• EXERCISE INPUTS:
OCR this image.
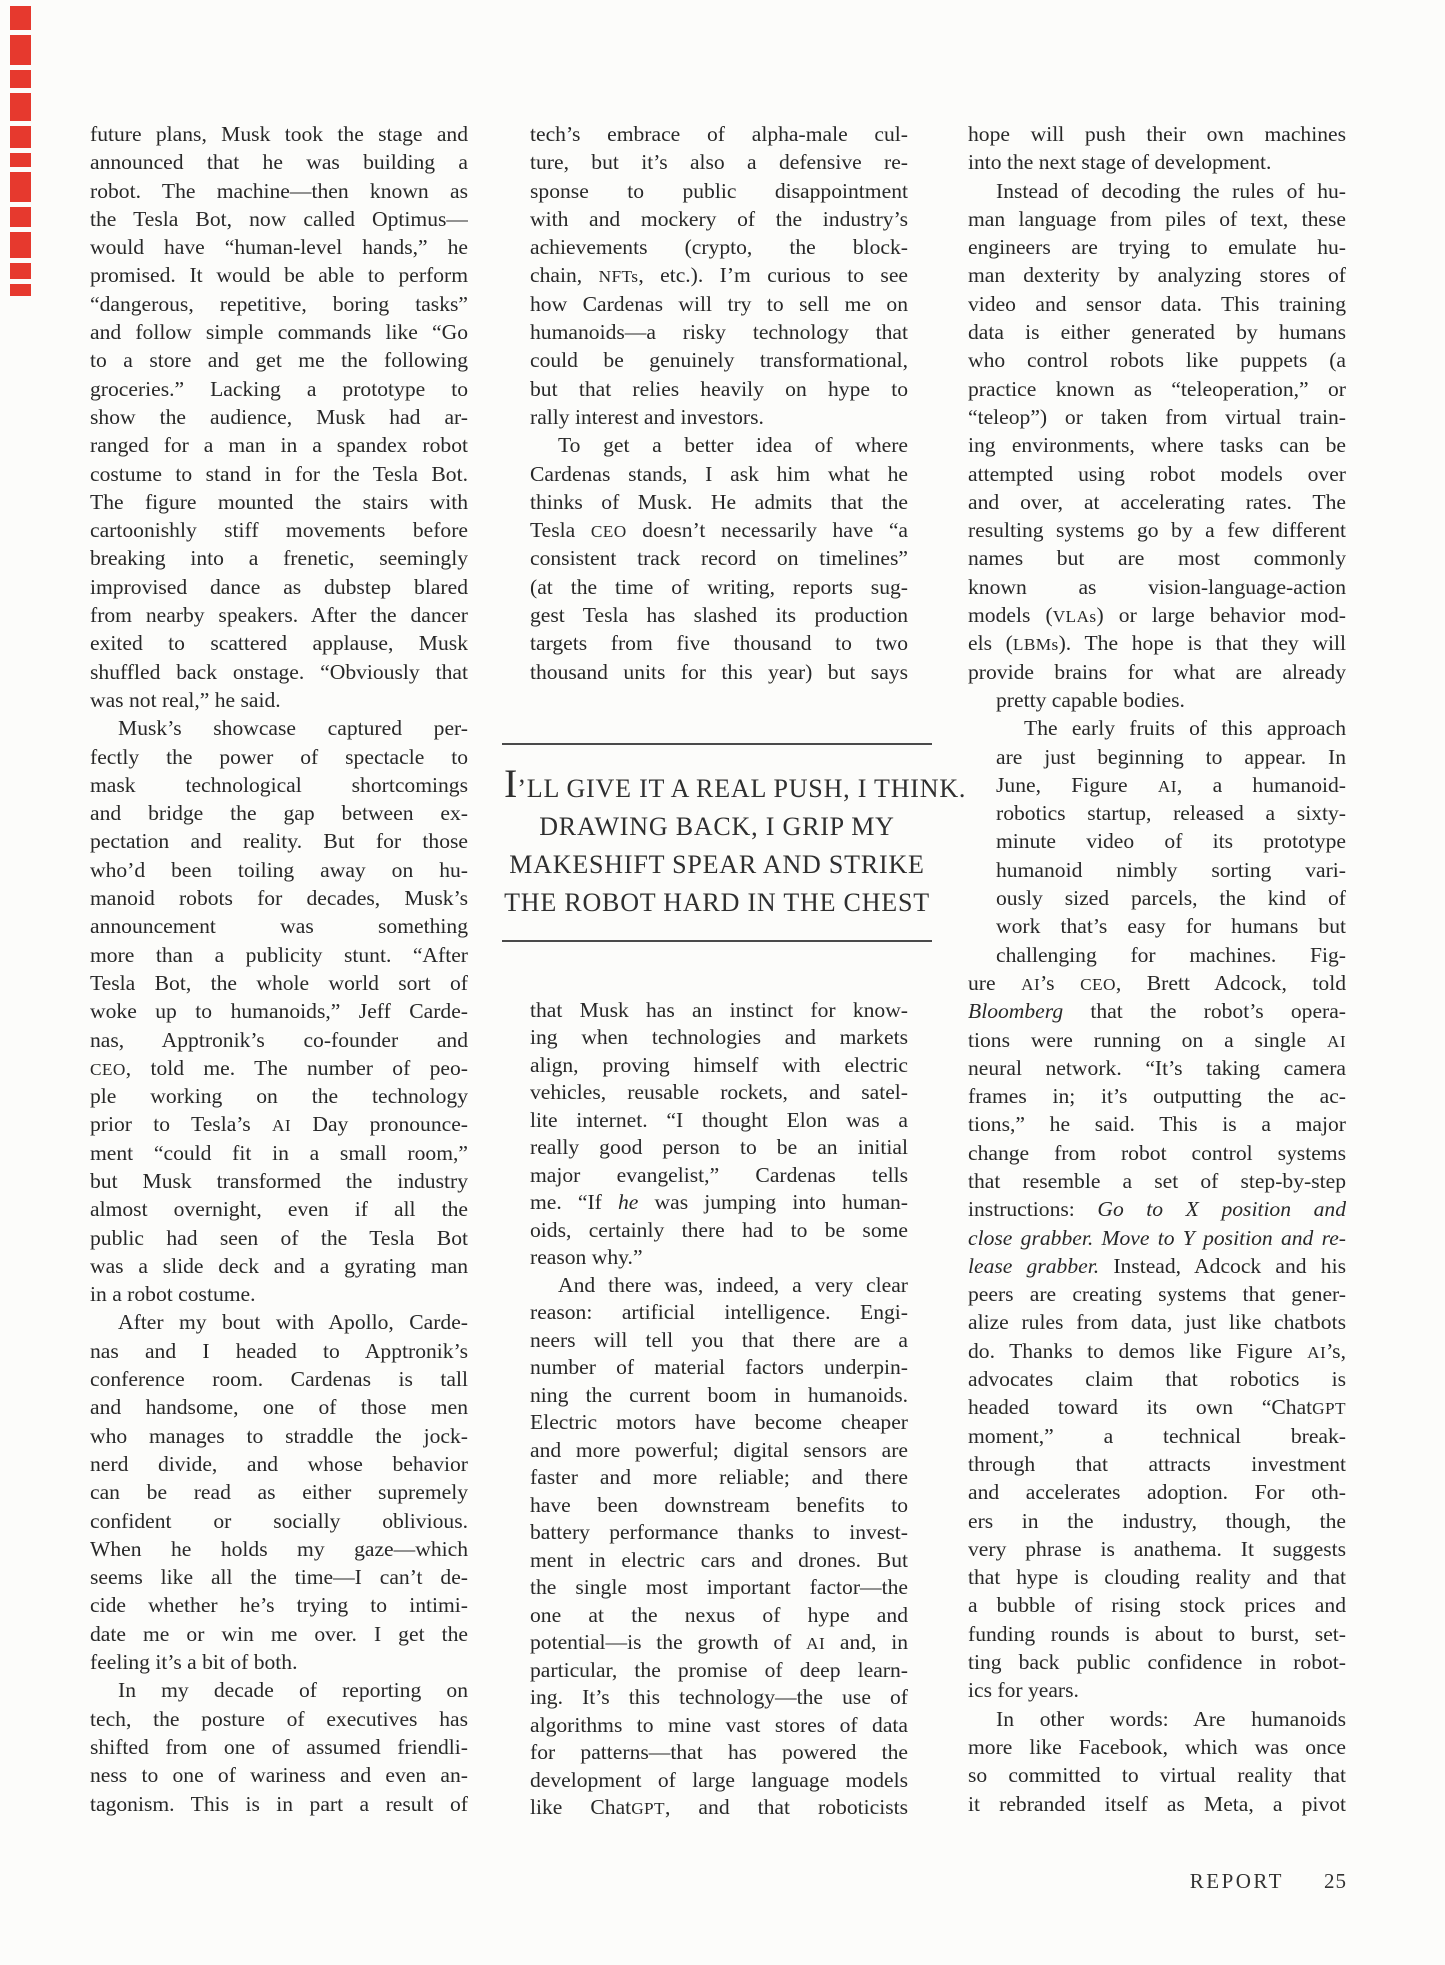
future plans, Musk took the stage and
announced that he was building a
robot. The machine—then known as
the Tesla Bot, now called Optimus—
would have “human-level hands,” he
promised. It would be able to perform
“dangerous, repetitive, boring tasks”
and follow simple commands like “Go
to a store and get me the following
groceries.” Lacking a prototype to
show the audience, Musk had ar-
ranged for a man in a spandex robot
costume to stand in for the Tesla Bot.
The figure mounted the stairs with
cartoonishly stiff movements before
breaking into a frenetic, seemingly
improvised dance as dubstep blared
from nearby speakers. After the dancer
exited to scattered applause, Musk
shuffled back onstage. “Obviously that
was not real,” he said.
Musk’s showcase captured per-
fectly the power of spectacle to
mask technological shortcomings
and bridge the gap between ex-
pectation and reality. But for those
who’d been toiling away on hu-
manoid robots for decades, Musk’s
announcement was something
more than a publicity stunt. “After
Tesla Bot, the whole world sort of
woke up to humanoids,” Jeff Carde-
nas, Apptronik’s co-founder and
CEO, told me. The number of peo-
ple working on the technology
prior to Tesla’s AI Day pronounce-
ment “could fit in a small room,”
but Musk transformed the industry
almost overnight, even if all the
public had seen of the Tesla Bot
was a slide deck and a gyrating man
in a robot costume.
After my bout with Apollo, Carde-
nas and I headed to Apptronik’s
conference room. Cardenas is tall
and handsome, one of those men
who manages to straddle the jock-
nerd divide, and whose behavior
can be read as either supremely
confident or socially oblivious.
When he holds my gaze—which
seems like all the time—I can’t de-
cide whether he’s trying to intimi-
date me or win me over. I get the
feeling it’s a bit of both.
In my decade of reporting on
tech, the posture of executives has
shifted from one of assumed friendli-
ness to one of wariness and even an-
tagonism. This is in part a result of
tech’s embrace of alpha-male cul-
ture, but it’s also a defensive re-
sponse to public disappointment
with and mockery of the industry’s
achievements (crypto, the block-
chain, NFTs, etc.). I’m curious to see
how Cardenas will try to sell me on
humanoids—a risky technology that
could be genuinely transformational,
but that relies heavily on hype to
rally interest and investors.
To get a better idea of where
Cardenas stands, I ask him what he
thinks of Musk. He admits that the
Tesla CEO doesn’t necessarily have “a
consistent track record on timelines”
(at the time of writing, reports sug-
gest Tesla has slashed its production
targets from five thousand to two
thousand units for this year) but says
I’LL GIVE IT A REAL PUSH, I THINK.
DRAWING BACK, I GRIP MY
MAKESHIFT SPEAR AND STRIKE
THE ROBOT HARD IN THE CHEST
that Musk has an instinct for know-
ing when technologies and markets
align, proving himself with electric
vehicles, reusable rockets, and satel-
lite internet. “I thought Elon was a
really good person to be an initial
major evangelist,” Cardenas tells
me. “If he was jumping into human-
oids, certainly there had to be some
reason why.”
And there was, indeed, a very clear
reason: artificial intelligence. Engi-
neers will tell you that there are a
number of material factors underpin-
ning the current boom in humanoids.
Electric motors have become cheaper
and more powerful; digital sensors are
faster and more reliable; and there
have been downstream benefits to
battery performance thanks to invest-
ment in electric cars and drones. But
the single most important factor—the
one at the nexus of hype and
potential—is the growth of AI and, in
particular, the promise of deep learn-
ing. It’s this technology—the use of
algorithms to mine vast stores of data
for patterns—that has powered the
development of large language models
like ChatGPT, and that roboticists
hope will push their own machines
into the next stage of development.
Instead of decoding the rules of hu-
man language from piles of text, these
engineers are trying to emulate hu-
man dexterity by analyzing stores of
video and sensor data. This training
data is either generated by humans
who control robots like puppets (a
practice known as “teleoperation,” or
“teleop”) or taken from virtual train-
ing environments, where tasks can be
attempted using robot models over
and over, at accelerating rates. The
resulting systems go by a few different
names but are most commonly
known as vision-language-action
models (VLAs) or large behavior mod-
els (LBMs). The hope is that they will
provide brains for what are already
pretty capable bodies.
The early fruits of this approach
are just beginning to appear. In
June, Figure AI, a humanoid-
robotics startup, released a sixty-
minute video of its prototype
humanoid nimbly sorting vari-
ously sized parcels, the kind of
work that’s easy for humans but
challenging for machines. Fig-
ure AI’s CEO, Brett Adcock, told
Bloomberg that the robot’s opera-
tions were running on a single AI
neural network. “It’s taking camera
frames in; it’s outputting the ac-
tions,” he said. This is a major
change from robot control systems
that resemble a set of step-by-step
instructions: Go to X position and
close grabber. Move to Y position and re-
lease grabber. Instead, Adcock and his
peers are creating systems that gener-
alize rules from data, just like chatbots
do. Thanks to demos like Figure AI’s,
advocates claim that robotics is
headed toward its own “ChatGPT
moment,” a technical break-
through that attracts investment
and accelerates adoption. For oth-
ers in the industry, though, the
very phrase is anathema. It suggests
that hype is clouding reality and that
a bubble of rising stock prices and
funding rounds is about to burst, set-
ting back public confidence in robot-
ics for years.
In other words: Are humanoids
more like Facebook, which was once
so committed to virtual reality that
it rebranded itself as Meta, a pivot
REPORT 25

• TASK BRIEF:
Locate the word "robotics" in the entries, and copy every line where it is found.

• RESULT OF THIS TASK:
robotics startup, released a sixty-
advocates claim that robotics is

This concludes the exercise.